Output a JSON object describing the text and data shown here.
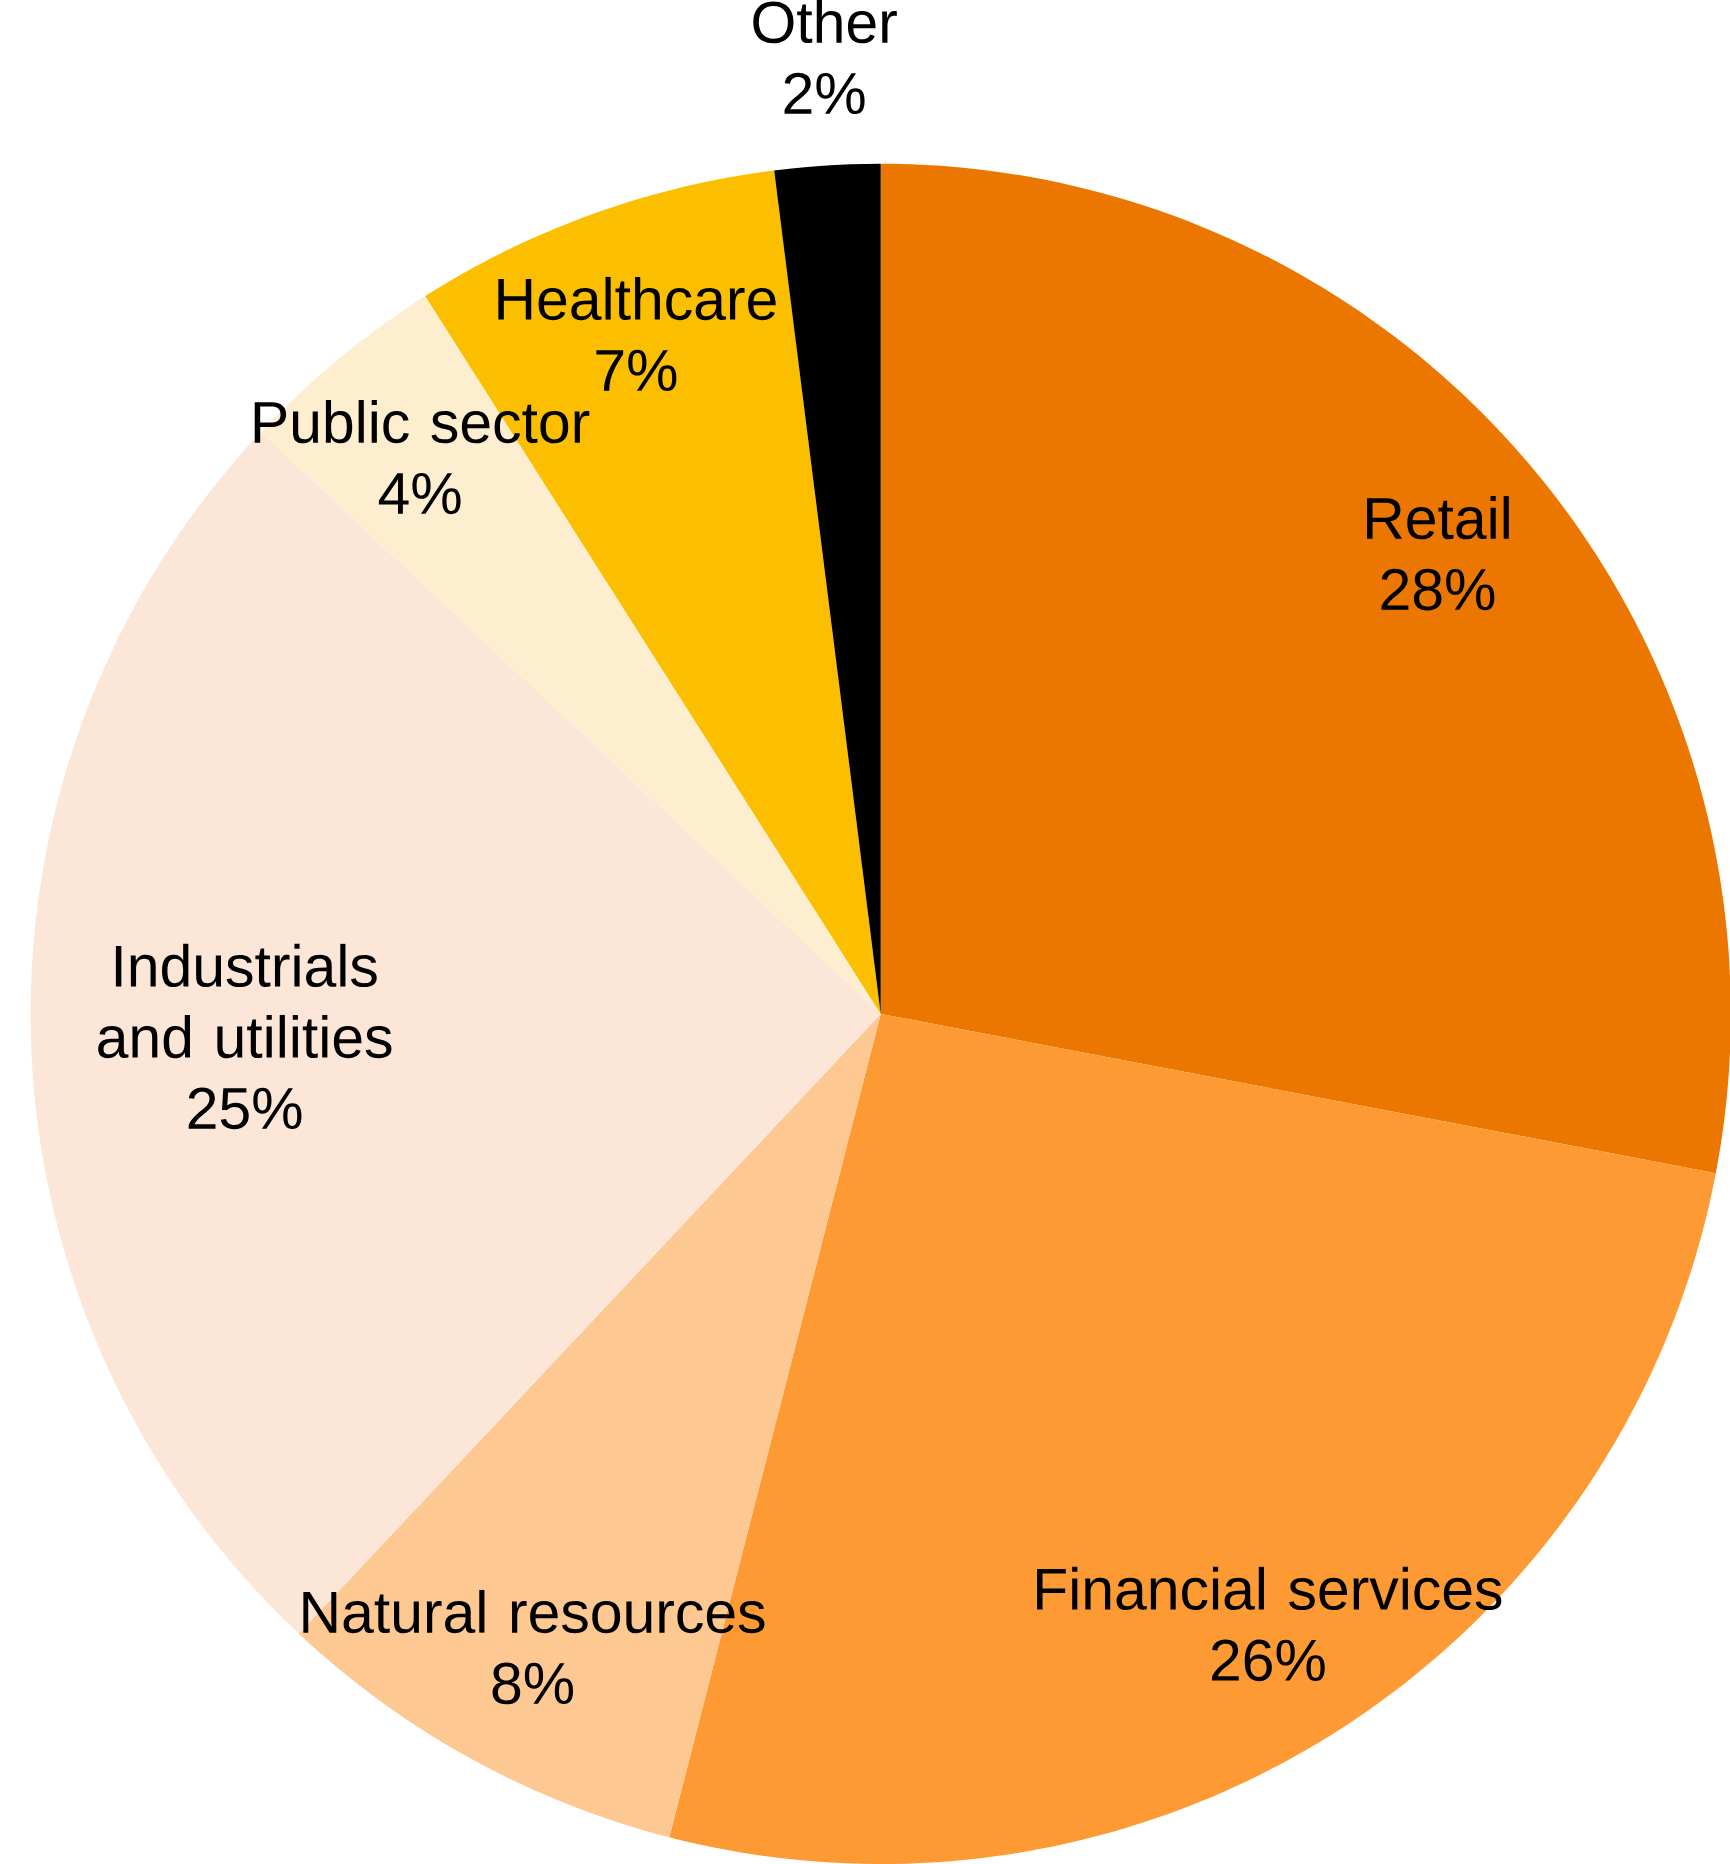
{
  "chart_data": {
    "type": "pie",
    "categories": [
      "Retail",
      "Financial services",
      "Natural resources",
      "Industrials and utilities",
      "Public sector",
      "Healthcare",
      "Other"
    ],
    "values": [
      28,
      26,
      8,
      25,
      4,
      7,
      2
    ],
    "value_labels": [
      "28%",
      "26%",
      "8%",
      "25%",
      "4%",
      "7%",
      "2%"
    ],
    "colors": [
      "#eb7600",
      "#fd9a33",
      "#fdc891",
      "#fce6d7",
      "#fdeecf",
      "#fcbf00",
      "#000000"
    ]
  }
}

━━━━━━━━━━

-- GOAL OF THE EXERCISE --
Repeat each entry precisely as it appears. Leave the pictures out.

-- RESULT OF THIS EXERCISE --
Output a JSON object describing the text and data shown here.
{
  "chart_data": {
    "type": "pie",
    "categories": [
      "Retail",
      "Financial services",
      "Natural resources",
      "Industrials and utilities",
      "Public sector",
      "Healthcare",
      "Other"
    ],
    "values": [
      28,
      26,
      8,
      25,
      4,
      7,
      2
    ],
    "value_labels": [
      "28%",
      "26%",
      "8%",
      "25%",
      "4%",
      "7%",
      "2%"
    ],
    "colors": [
      "#eb7600",
      "#fd9a33",
      "#fdc891",
      "#fce6d7",
      "#fdeecf",
      "#fcbf00",
      "#000000"
    ]
  }
}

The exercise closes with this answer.